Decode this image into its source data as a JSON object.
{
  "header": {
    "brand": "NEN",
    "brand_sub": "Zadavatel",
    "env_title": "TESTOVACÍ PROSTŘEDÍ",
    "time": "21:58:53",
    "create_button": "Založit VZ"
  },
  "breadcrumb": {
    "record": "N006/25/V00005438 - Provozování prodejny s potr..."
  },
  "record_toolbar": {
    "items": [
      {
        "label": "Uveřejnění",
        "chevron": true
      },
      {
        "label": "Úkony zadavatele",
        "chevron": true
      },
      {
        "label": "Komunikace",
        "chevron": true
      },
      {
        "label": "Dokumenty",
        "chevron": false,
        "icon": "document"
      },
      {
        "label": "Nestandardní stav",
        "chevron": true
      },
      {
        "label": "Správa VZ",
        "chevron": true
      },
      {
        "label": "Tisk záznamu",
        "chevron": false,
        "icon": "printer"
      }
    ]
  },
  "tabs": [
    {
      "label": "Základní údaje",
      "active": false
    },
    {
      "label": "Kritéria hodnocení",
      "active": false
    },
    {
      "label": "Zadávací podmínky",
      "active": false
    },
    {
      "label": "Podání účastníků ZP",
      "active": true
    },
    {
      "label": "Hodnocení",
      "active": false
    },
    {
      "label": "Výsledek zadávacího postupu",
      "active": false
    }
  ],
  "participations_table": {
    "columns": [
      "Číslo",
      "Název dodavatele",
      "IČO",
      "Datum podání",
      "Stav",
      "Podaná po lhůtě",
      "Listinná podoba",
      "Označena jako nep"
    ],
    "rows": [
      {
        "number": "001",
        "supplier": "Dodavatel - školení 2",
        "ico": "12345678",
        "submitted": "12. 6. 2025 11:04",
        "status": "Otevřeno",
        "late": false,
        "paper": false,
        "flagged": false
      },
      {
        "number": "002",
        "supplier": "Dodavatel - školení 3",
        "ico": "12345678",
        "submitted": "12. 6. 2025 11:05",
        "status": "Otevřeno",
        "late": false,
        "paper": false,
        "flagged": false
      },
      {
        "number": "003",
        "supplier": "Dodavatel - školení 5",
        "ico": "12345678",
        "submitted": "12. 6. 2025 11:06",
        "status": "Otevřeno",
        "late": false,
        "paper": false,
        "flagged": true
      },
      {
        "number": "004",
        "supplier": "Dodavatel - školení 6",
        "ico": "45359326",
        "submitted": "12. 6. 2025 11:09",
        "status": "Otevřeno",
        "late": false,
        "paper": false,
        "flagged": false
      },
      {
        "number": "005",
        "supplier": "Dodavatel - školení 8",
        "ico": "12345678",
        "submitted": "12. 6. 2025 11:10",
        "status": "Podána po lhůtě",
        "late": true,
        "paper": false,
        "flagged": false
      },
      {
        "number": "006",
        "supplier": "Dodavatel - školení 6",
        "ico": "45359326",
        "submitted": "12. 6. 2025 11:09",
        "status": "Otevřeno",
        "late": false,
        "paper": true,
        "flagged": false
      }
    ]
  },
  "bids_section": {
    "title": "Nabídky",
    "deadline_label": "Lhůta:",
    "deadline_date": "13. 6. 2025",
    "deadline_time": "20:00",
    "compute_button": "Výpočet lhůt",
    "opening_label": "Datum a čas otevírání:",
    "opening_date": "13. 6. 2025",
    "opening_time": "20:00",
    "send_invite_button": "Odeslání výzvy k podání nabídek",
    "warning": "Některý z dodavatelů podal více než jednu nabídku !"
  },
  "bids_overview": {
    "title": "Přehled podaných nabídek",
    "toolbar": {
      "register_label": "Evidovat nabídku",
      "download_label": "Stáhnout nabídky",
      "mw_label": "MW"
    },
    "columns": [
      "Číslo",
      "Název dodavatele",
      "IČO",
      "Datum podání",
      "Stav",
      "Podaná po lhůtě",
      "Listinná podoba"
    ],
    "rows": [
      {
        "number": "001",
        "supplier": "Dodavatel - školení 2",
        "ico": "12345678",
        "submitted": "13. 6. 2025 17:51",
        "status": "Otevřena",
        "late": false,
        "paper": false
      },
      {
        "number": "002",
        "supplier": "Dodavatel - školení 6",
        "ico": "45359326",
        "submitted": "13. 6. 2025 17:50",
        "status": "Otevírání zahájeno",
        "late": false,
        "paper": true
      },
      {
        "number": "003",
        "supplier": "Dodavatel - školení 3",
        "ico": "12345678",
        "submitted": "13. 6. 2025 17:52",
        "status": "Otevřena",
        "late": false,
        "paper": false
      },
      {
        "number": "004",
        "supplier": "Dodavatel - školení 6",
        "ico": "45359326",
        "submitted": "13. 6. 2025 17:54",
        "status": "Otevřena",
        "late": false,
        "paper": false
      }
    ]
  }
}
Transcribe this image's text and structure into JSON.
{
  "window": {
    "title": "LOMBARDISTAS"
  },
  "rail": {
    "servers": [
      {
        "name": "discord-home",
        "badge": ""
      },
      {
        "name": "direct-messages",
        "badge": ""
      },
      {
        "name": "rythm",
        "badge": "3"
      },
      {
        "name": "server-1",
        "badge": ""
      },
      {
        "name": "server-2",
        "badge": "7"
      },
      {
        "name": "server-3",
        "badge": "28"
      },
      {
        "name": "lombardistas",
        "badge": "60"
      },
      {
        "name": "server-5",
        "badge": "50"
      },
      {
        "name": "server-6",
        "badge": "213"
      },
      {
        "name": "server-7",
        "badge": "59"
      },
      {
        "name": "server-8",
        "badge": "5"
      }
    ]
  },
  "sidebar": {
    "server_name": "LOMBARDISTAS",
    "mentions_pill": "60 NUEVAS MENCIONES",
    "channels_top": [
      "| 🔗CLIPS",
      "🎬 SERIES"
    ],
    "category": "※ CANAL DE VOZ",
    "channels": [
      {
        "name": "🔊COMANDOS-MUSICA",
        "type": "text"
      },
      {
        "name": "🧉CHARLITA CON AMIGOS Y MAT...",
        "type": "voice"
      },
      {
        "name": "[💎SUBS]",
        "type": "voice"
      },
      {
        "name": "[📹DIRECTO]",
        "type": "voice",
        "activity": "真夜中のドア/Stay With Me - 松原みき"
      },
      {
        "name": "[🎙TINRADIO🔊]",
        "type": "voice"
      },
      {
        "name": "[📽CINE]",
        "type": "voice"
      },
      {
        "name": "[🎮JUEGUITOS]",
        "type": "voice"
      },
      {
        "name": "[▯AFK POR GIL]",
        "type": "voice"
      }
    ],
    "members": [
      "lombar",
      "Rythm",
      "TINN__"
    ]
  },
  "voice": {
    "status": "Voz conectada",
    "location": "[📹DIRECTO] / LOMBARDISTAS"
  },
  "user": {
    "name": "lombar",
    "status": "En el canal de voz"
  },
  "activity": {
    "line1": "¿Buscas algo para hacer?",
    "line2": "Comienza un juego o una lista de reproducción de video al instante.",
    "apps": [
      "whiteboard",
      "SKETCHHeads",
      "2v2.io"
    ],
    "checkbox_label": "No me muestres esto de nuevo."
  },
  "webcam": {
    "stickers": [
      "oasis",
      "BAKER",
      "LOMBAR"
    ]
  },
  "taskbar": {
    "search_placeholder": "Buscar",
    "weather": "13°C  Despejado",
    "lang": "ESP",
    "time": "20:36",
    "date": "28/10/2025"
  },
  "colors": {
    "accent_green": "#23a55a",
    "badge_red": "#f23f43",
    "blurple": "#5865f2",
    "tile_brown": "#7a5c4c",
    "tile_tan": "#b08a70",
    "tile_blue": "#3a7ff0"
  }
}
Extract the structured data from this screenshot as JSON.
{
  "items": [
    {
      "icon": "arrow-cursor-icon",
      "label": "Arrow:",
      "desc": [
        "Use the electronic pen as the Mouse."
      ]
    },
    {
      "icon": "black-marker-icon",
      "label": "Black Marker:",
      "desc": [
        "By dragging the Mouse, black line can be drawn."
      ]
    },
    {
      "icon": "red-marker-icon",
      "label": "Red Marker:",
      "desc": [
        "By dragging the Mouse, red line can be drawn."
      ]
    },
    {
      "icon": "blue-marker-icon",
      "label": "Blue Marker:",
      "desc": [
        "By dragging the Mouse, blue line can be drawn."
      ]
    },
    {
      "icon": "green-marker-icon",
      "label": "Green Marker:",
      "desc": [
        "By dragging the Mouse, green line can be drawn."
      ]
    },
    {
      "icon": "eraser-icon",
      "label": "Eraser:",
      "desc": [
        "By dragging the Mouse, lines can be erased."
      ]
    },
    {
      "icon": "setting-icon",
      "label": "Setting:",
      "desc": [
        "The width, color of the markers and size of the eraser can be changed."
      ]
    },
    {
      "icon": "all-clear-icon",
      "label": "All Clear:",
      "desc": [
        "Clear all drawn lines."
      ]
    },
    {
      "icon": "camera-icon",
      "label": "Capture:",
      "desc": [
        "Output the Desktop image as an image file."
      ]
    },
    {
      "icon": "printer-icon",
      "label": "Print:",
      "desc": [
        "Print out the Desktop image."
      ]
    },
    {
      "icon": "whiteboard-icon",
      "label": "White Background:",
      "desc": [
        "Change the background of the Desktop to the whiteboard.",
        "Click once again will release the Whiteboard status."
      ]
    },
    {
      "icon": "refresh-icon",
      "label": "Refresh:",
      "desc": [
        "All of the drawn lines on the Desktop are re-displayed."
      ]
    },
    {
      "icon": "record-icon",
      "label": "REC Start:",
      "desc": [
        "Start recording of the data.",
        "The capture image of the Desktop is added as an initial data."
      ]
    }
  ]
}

-=-=-=-=-

JOB -> Each line from the one containing "Extract the structured" to the end of the listing above should be copied exactly, and nothing else.

RESULT FOR THIS EXERCISE ->
Extract the structured data from this screenshot as JSON.
{
  "items": [
    {
      "icon": "arrow-cursor-icon",
      "label": "Arrow:",
      "desc": [
        "Use the electronic pen as the Mouse."
      ]
    },
    {
      "icon": "black-marker-icon",
      "label": "Black Marker:",
      "desc": [
        "By dragging the Mouse, black line can be drawn."
      ]
    },
    {
      "icon": "red-marker-icon",
      "label": "Red Marker:",
      "desc": [
        "By dragging the Mouse, red line can be drawn."
      ]
    },
    {
      "icon": "blue-marker-icon",
      "label": "Blue Marker:",
      "desc": [
        "By dragging the Mouse, blue line can be drawn."
      ]
    },
    {
      "icon": "green-marker-icon",
      "label": "Green Marker:",
      "desc": [
        "By dragging the Mouse, green line can be drawn."
      ]
    },
    {
      "icon": "eraser-icon",
      "label": "Eraser:",
      "desc": [
        "By dragging the Mouse, lines can be erased."
      ]
    },
    {
      "icon": "setting-icon",
      "label": "Setting:",
      "desc": [
        "The width, color of the markers and size of the eraser can be changed."
      ]
    },
    {
      "icon": "all-clear-icon",
      "label": "All Clear:",
      "desc": [
        "Clear all drawn lines."
      ]
    },
    {
      "icon": "camera-icon",
      "label": "Capture:",
      "desc": [
        "Output the Desktop image as an image file."
      ]
    },
    {
      "icon": "printer-icon",
      "label": "Print:",
      "desc": [
        "Print out the Desktop image."
      ]
    },
    {
      "icon": "whiteboard-icon",
      "label": "White Background:",
      "desc": [
        "Change the background of the Desktop to the whiteboard.",
        "Click once again will release the Whiteboard status."
      ]
    },
    {
      "icon": "refresh-icon",
      "label": "Refresh:",
      "desc": [
        "All of the drawn lines on the Desktop are re-displayed."
      ]
    },
    {
      "icon": "record-icon",
      "label": "REC Start:",
      "desc": [
        "Start recording of the data.",
        "The capture image of the Desktop is added as an initial data."
      ]
    }
  ]
}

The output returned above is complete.